The listing beneath should be written out in full, exactly as shown.
---------------
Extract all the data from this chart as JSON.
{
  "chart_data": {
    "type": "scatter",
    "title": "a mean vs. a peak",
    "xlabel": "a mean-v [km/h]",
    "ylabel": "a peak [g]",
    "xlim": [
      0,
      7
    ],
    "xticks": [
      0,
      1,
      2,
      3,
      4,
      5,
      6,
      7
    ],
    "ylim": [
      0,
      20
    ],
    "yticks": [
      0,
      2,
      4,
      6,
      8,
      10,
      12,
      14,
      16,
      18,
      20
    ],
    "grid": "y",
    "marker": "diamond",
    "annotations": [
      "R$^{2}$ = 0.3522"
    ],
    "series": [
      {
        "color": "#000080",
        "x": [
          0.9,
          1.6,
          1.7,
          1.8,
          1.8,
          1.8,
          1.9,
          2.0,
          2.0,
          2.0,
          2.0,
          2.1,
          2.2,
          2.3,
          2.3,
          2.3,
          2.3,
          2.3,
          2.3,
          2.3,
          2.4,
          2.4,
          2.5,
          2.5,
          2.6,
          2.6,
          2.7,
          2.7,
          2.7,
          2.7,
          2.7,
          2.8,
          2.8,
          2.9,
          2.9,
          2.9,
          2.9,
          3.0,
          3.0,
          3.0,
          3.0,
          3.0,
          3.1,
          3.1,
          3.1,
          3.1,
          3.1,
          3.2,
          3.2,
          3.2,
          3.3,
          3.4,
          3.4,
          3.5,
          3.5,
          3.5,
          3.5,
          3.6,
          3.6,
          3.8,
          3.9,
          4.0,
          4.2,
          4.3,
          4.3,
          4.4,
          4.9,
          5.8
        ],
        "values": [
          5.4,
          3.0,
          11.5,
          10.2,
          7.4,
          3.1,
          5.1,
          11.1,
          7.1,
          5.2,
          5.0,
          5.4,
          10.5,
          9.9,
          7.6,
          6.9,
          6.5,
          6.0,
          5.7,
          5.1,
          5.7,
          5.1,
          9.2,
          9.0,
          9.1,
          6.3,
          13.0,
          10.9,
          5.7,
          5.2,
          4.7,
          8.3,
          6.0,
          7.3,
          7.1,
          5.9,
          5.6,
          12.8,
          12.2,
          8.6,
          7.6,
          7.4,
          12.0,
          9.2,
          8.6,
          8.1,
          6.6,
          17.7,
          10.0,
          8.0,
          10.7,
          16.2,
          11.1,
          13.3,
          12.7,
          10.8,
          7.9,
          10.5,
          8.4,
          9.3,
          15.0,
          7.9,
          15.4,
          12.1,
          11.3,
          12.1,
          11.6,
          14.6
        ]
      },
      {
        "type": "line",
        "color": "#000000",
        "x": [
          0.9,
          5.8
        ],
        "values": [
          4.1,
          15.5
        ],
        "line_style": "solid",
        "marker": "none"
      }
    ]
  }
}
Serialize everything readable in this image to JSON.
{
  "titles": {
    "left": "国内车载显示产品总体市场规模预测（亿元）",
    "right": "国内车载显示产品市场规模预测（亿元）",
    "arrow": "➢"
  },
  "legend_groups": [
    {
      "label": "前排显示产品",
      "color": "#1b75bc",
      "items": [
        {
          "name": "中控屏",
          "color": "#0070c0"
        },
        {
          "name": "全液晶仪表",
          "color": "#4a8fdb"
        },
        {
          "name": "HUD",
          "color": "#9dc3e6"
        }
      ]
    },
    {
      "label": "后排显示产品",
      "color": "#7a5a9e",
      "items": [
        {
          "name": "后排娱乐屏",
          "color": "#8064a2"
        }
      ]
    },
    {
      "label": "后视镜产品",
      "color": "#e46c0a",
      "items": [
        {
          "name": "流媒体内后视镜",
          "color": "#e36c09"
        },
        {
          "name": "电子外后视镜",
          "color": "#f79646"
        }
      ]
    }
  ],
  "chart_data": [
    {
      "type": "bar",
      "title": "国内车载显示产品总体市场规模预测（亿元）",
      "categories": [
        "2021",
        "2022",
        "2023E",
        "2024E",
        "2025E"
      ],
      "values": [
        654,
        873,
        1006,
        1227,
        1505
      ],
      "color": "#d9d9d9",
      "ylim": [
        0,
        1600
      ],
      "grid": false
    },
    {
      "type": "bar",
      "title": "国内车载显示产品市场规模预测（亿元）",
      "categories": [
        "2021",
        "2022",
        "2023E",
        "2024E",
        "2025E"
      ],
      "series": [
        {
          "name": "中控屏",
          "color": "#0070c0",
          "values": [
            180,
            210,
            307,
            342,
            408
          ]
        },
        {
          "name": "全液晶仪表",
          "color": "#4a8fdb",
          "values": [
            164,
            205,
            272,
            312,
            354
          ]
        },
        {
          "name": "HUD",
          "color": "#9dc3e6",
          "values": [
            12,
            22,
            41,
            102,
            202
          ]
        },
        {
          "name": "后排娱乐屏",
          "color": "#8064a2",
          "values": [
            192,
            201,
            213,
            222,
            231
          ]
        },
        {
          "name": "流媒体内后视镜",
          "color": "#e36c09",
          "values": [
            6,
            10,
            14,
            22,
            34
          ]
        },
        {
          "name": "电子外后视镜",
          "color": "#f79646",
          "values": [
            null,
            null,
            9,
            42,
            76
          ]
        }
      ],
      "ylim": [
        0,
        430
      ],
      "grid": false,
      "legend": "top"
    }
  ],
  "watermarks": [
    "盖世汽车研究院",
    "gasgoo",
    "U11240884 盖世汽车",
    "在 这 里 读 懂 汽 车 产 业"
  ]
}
---------------
**WRITTEN SOLUTION**
Extract all the data from this chart as JSON.
{
  "chart_data": {
    "type": "scatter",
    "title": "a mean vs. a peak",
    "xlabel": "a mean-v [km/h]",
    "ylabel": "a peak [g]",
    "xlim": [
      0,
      7
    ],
    "xticks": [
      0,
      1,
      2,
      3,
      4,
      5,
      6,
      7
    ],
    "ylim": [
      0,
      20
    ],
    "yticks": [
      0,
      2,
      4,
      6,
      8,
      10,
      12,
      14,
      16,
      18,
      20
    ],
    "grid": "y",
    "marker": "diamond",
    "annotations": [
      "R$^{2}$ = 0.3522"
    ],
    "series": [
      {
        "color": "#000080",
        "x": [
          0.9,
          1.6,
          1.7,
          1.8,
          1.8,
          1.8,
          1.9,
          2.0,
          2.0,
          2.0,
          2.0,
          2.1,
          2.2,
          2.3,
          2.3,
          2.3,
          2.3,
          2.3,
          2.3,
          2.3,
          2.4,
          2.4,
          2.5,
          2.5,
          2.6,
          2.6,
          2.7,
          2.7,
          2.7,
          2.7,
          2.7,
          2.8,
          2.8,
          2.9,
          2.9,
          2.9,
          2.9,
          3.0,
          3.0,
          3.0,
          3.0,
          3.0,
          3.1,
          3.1,
          3.1,
          3.1,
          3.1,
          3.2,
          3.2,
          3.2,
          3.3,
          3.4,
          3.4,
          3.5,
          3.5,
          3.5,
          3.5,
          3.6,
          3.6,
          3.8,
          3.9,
          4.0,
          4.2,
          4.3,
          4.3,
          4.4,
          4.9,
          5.8
        ],
        "values": [
          5.4,
          3.0,
          11.5,
          10.2,
          7.4,
          3.1,
          5.1,
          11.1,
          7.1,
          5.2,
          5.0,
          5.4,
          10.5,
          9.9,
          7.6,
          6.9,
          6.5,
          6.0,
          5.7,
          5.1,
          5.7,
          5.1,
          9.2,
          9.0,
          9.1,
          6.3,
          13.0,
          10.9,
          5.7,
          5.2,
          4.7,
          8.3,
          6.0,
          7.3,
          7.1,
          5.9,
          5.6,
          12.8,
          12.2,
          8.6,
          7.6,
          7.4,
          12.0,
          9.2,
          8.6,
          8.1,
          6.6,
          17.7,
          10.0,
          8.0,
          10.7,
          16.2,
          11.1,
          13.3,
          12.7,
          10.8,
          7.9,
          10.5,
          8.4,
          9.3,
          15.0,
          7.9,
          15.4,
          12.1,
          11.3,
          12.1,
          11.6,
          14.6
        ]
      },
      {
        "type": "line",
        "color": "#000000",
        "x": [
          0.9,
          5.8
        ],
        "values": [
          4.1,
          15.5
        ],
        "line_style": "solid",
        "marker": "none"
      }
    ]
  }
}
Serialize everything readable in this image to JSON.
{
  "titles": {
    "left": "国内车载显示产品总体市场规模预测（亿元）",
    "right": "国内车载显示产品市场规模预测（亿元）",
    "arrow": "➢"
  },
  "legend_groups": [
    {
      "label": "前排显示产品",
      "color": "#1b75bc",
      "items": [
        {
          "name": "中控屏",
          "color": "#0070c0"
        },
        {
          "name": "全液晶仪表",
          "color": "#4a8fdb"
        },
        {
          "name": "HUD",
          "color": "#9dc3e6"
        }
      ]
    },
    {
      "label": "后排显示产品",
      "color": "#7a5a9e",
      "items": [
        {
          "name": "后排娱乐屏",
          "color": "#8064a2"
        }
      ]
    },
    {
      "label": "后视镜产品",
      "color": "#e46c0a",
      "items": [
        {
          "name": "流媒体内后视镜",
          "color": "#e36c09"
        },
        {
          "name": "电子外后视镜",
          "color": "#f79646"
        }
      ]
    }
  ],
  "chart_data": [
    {
      "type": "bar",
      "title": "国内车载显示产品总体市场规模预测（亿元）",
      "categories": [
        "2021",
        "2022",
        "2023E",
        "2024E",
        "2025E"
      ],
      "values": [
        654,
        873,
        1006,
        1227,
        1505
      ],
      "color": "#d9d9d9",
      "ylim": [
        0,
        1600
      ],
      "grid": false
    },
    {
      "type": "bar",
      "title": "国内车载显示产品市场规模预测（亿元）",
      "categories": [
        "2021",
        "2022",
        "2023E",
        "2024E",
        "2025E"
      ],
      "series": [
        {
          "name": "中控屏",
          "color": "#0070c0",
          "values": [
            180,
            210,
            307,
            342,
            408
          ]
        },
        {
          "name": "全液晶仪表",
          "color": "#4a8fdb",
          "values": [
            164,
            205,
            272,
            312,
            354
          ]
        },
        {
          "name": "HUD",
          "color": "#9dc3e6",
          "values": [
            12,
            22,
            41,
            102,
            202
          ]
        },
        {
          "name": "后排娱乐屏",
          "color": "#8064a2",
          "values": [
            192,
            201,
            213,
            222,
            231
          ]
        },
        {
          "name": "流媒体内后视镜",
          "color": "#e36c09",
          "values": [
            6,
            10,
            14,
            22,
            34
          ]
        },
        {
          "name": "电子外后视镜",
          "color": "#f79646",
          "values": [
            null,
            null,
            9,
            42,
            76
          ]
        }
      ],
      "ylim": [
        0,
        430
      ],
      "grid": false,
      "legend": "top"
    }
  ],
  "watermarks": [
    "盖世汽车研究院",
    "gasgoo",
    "U11240884 盖世汽车",
    "在 这 里 读 懂 汽 车 产 业"
  ]
}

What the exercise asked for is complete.